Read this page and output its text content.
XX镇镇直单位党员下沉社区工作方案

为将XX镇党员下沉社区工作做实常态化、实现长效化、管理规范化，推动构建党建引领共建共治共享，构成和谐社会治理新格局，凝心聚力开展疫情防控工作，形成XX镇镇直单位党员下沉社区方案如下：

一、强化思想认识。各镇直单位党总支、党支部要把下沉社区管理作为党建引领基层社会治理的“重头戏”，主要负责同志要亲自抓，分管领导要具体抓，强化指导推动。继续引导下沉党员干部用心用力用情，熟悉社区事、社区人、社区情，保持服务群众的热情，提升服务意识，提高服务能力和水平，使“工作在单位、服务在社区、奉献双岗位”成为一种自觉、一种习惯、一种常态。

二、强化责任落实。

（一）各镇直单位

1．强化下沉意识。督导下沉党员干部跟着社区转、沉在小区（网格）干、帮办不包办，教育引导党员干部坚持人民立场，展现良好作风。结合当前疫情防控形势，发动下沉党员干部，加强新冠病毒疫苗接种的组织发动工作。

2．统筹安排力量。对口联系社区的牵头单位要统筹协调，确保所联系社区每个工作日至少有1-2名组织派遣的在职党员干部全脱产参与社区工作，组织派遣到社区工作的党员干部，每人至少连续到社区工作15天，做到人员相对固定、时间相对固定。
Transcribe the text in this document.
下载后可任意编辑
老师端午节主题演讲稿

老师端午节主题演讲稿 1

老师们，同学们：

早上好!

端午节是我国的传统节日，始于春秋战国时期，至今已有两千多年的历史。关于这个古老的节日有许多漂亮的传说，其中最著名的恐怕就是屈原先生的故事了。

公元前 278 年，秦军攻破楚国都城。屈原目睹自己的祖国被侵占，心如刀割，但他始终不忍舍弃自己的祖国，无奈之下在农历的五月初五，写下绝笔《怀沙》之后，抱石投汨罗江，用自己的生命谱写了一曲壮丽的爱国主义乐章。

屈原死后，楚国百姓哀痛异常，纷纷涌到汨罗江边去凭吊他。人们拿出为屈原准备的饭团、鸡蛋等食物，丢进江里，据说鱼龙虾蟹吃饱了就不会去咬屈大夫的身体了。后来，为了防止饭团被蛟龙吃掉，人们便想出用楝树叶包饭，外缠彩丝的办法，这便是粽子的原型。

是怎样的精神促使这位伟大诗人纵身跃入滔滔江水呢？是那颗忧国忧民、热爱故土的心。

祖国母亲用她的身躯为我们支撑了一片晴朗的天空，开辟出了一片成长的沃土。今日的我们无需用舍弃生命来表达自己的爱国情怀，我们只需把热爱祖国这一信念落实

Exercise directions
Find all lines holding the string "this" and copy them.

In response
Read this page and output its text content.
Transcribe the text in this document.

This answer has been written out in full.